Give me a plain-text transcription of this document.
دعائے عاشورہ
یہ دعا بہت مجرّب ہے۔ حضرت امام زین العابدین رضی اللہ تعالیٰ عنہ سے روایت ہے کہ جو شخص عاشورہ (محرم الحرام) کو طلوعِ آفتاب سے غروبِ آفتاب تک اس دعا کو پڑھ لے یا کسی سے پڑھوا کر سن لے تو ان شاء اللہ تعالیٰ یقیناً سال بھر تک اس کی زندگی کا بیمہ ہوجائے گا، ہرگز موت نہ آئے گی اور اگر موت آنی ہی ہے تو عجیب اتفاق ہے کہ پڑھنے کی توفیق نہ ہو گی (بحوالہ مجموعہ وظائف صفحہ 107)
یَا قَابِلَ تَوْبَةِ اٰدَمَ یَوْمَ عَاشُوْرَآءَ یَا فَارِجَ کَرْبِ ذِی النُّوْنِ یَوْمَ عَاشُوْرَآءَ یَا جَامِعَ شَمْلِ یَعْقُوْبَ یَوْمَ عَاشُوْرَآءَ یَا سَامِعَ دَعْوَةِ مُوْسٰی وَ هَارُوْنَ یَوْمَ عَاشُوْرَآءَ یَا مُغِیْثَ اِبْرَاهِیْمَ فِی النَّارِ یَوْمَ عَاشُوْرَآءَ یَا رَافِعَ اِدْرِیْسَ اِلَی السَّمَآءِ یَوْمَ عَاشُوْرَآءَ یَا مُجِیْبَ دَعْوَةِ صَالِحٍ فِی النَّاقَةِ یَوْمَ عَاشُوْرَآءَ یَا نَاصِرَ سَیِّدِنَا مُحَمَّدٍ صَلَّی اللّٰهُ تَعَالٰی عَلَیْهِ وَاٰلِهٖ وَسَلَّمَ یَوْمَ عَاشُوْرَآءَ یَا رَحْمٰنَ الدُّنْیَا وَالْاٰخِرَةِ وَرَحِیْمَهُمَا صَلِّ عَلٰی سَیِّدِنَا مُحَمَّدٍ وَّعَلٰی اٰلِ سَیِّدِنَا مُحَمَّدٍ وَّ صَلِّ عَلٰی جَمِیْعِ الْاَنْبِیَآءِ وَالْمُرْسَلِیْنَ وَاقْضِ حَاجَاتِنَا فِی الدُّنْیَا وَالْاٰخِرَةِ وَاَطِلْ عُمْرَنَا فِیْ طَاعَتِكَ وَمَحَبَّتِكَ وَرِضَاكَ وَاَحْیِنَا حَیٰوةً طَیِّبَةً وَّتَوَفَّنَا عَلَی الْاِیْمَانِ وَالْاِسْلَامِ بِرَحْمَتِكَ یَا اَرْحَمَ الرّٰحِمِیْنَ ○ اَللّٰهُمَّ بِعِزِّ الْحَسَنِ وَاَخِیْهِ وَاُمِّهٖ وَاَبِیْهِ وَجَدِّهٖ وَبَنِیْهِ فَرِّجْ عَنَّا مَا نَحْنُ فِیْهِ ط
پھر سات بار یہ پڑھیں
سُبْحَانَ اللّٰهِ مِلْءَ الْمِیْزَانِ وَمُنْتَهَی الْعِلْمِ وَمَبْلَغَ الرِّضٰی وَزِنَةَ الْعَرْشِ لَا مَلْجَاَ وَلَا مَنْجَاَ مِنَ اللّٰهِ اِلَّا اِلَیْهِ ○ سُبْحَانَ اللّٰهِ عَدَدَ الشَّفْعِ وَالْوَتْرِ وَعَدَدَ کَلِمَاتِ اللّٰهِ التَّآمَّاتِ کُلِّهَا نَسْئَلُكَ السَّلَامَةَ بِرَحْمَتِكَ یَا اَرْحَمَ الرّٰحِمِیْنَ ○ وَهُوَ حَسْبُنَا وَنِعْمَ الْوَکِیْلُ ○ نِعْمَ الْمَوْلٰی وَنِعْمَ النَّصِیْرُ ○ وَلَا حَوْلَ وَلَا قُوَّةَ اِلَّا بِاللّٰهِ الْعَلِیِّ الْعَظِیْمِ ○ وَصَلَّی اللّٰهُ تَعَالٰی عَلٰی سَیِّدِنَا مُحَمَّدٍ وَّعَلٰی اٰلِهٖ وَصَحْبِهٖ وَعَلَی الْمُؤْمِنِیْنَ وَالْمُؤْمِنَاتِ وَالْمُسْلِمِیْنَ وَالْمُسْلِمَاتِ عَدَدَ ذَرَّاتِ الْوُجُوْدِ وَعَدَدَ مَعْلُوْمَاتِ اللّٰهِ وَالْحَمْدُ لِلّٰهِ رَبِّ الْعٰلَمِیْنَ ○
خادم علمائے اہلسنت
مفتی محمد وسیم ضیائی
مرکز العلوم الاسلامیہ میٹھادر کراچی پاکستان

- - -

Instructions to follow:
Reproduce every line of the listing above in which the string "عاشورہ" appears.

Response:
دعائے عاشورہ
یہ دعا بہت مجرّب ہے۔ حضرت امام زین العابدین رضی اللہ تعالیٰ عنہ سے روایت ہے کہ جو شخص عاشورہ (محرم الحرام) کو طلوعِ آفتاب سے غروبِ آفتاب تک اس دعا کو پڑھ لے یا کسی سے پڑھوا کر سن لے تو ان شاء اللہ تعالیٰ یقیناً سال بھر تک اس کی زندگی کا بیمہ ہوجائے گا، ہرگز موت نہ آئے گی اور اگر موت آنی ہی ہے تو عجیب اتفاق ہے کہ پڑھنے کی توفیق نہ ہو گی (بحوالہ مجموعہ وظائف صفحہ 107)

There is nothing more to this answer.